#### [Directive 1]
Please copy out the records from their first line through the line that contains "wind-arrow bbox=[908, 378, 935, 387]", with both of those lines included and nothing else.
[Begin Excerpt]
Punta Arenas and Tierra del Fuego
The province of Tierra del Fuego is located to the east of the Region of Magallanes and Chilean Antarctica, where the city of Punta Arenas is the port and capital. It has more than 29 thousand acres of land and its capital city is Porvenir.
Tierra del Fuego corresponds to the west of the island that lies south of the Estrecho de Magallanes (Strair of Magallanes). To the south is the Beagle channel, while to the east is the Atlantic Ocean and the Pacific Ocean to the west. It is shared by Chile and Argentina .
The Chilean zone has the Cordillera de Darwin, which has some of the highest points of the island, including Mount Shipton with 2469 meters of altitude. From this mountain glaciers we can see ice falling into the southern waters of the sea. An example of this is the Pia Glacier which is located on the Beagle Channel.
It also has fjords in the contact zones of the Andes to the Pacific Ocean coastline. It has several rivers that end in the Beagle, Atlantic or Pacific oceans and the Estrecho de Magallanes (Strait of Magallanes. Some of them are the Rio Grande, Condor Paralelo and Grande which are known to be excellent for fishing practice.
The climate of this region is classified as subpolar oceanic, with short, cool summers and long winters, heavy and abundant rainfall, and is also characterized by the presence of strong winds. Because of its latitude it only has a few hours of sun in winter (the sun rises at 09:30 and sets at around 16:00 hours), while in the summer the says last up to 22:30 .
The flora of Tierra del Fuego consists of steppes and of fresh semi-deserts, as well as sub-Antarctic forest species such as the canelo, the guaiteca, notro, ñirres and the coigue of Magallanes, being unique in the world because of their characteristics. Another peculiarity is the high speed winds that are reached in the extreme south, many of these trees grow crooke , so they are known as " flag trees ".
The fauna on the other hand consists of guanacos, fuegians, red foxes and huillín among others. The coastal area has sea lions, elephant seals and leopard seals. We can also find minke and right whales, orcas, dolphins and sperm whales. Birds in the area include the condor, the king penguins of Magallanes and barbijo, gulls, albatrosses and owls among others.
Punta Arenas is a modern city in the Chilean Patagonia, with excellent services and service centers, along with a "Zona Franca" where you can buy products at lower prices. It is known for providing the highest income per capita in the country and one of the best qualities of life for its inhabitants. It has wide streets with trees and buildings ofEuropean architecture.
[End Excerpt]
#### [Directive 2]
Decide whether each statement agrees with the text on Tierra del Fuego, answering yes or no and quoting the words of the text that settle it: (a) Porvenir is the capital of the province of Tierra del Fuego; (b) the climate of the region is classified as tropical; (c) the island is shared by Chile and Peru.
[Begin Records provided]
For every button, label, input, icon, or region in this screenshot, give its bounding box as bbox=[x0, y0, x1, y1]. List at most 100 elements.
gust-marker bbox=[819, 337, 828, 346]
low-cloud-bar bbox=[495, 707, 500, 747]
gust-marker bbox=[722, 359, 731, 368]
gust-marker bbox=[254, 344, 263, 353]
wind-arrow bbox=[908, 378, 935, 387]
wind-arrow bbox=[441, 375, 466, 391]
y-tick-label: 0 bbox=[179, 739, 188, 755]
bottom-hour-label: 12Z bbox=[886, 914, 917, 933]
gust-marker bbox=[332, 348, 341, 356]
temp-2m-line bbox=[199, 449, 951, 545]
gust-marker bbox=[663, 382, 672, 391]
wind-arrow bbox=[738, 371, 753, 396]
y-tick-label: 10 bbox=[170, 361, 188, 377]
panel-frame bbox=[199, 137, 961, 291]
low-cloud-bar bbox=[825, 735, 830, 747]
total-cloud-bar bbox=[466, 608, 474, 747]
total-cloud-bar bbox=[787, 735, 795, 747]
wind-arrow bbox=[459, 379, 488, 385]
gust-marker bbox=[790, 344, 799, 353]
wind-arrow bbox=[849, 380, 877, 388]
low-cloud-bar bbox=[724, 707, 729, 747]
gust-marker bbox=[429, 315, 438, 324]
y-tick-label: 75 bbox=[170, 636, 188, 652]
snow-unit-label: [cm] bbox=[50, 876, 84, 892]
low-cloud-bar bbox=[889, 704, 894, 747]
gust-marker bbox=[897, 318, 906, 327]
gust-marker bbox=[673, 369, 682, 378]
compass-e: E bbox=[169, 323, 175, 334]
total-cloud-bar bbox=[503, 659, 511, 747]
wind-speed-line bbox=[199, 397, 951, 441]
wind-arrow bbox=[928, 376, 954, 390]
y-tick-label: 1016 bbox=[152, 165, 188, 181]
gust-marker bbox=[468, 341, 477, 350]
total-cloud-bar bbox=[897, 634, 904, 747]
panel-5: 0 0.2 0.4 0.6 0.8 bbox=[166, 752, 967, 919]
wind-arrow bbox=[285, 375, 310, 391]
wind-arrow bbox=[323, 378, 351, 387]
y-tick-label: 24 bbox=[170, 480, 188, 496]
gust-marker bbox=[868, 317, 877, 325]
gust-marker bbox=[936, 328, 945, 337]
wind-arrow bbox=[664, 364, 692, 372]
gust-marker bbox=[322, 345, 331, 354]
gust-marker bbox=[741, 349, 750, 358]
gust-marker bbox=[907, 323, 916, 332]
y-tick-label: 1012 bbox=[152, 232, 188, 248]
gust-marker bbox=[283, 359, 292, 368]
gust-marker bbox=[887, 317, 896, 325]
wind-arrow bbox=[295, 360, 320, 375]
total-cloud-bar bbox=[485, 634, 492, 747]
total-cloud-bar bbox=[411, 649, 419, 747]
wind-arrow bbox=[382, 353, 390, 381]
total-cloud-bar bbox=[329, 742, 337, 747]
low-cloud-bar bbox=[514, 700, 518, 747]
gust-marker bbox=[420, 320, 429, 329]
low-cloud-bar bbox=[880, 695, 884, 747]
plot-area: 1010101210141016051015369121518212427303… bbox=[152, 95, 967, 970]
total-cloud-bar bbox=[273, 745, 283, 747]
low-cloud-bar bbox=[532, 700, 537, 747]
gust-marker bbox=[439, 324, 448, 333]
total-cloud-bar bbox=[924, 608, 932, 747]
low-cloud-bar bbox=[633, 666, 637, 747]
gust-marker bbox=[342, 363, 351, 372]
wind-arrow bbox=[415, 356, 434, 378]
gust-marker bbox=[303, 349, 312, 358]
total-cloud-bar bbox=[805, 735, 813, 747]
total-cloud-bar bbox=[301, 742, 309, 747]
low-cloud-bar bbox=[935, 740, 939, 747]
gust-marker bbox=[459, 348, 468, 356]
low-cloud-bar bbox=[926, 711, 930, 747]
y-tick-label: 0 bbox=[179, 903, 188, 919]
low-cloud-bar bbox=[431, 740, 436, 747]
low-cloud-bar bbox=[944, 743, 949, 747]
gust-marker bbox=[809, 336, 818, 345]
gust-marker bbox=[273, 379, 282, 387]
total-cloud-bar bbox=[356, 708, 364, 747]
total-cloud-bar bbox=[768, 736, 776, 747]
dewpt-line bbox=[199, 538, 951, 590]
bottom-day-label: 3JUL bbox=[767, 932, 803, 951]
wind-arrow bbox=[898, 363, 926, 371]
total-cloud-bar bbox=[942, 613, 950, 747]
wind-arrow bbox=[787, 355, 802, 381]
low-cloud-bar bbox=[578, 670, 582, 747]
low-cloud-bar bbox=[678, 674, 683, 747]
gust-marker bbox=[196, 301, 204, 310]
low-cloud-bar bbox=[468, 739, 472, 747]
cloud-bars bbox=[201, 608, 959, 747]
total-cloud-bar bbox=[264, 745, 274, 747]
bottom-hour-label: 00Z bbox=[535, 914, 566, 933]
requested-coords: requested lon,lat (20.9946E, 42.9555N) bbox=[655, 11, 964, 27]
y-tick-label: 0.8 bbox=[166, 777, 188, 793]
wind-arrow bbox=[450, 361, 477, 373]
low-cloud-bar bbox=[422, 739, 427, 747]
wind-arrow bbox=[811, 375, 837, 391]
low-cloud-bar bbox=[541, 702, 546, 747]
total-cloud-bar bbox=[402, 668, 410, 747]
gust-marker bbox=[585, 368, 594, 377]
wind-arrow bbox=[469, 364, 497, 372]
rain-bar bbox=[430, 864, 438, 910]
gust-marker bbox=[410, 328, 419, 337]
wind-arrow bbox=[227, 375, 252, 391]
[End Records provided]
#### [Reply 1]
For every button, label, input, icon, or region in this screenshot, give its bounding box as bbox=[x0, y0, x1, y1]. List at most 100 elements.
gust-marker bbox=[819, 337, 828, 346]
low-cloud-bar bbox=[495, 707, 500, 747]
gust-marker bbox=[722, 359, 731, 368]
gust-marker bbox=[254, 344, 263, 353]
wind-arrow bbox=[908, 378, 935, 387]

#### [Reply 2]
(a) Yes: "its capital city is Porvenir."
(b) No: "The climate of this region is classified as subpolar oceanic"
(c) No: "It is shared by Chile and Argentina"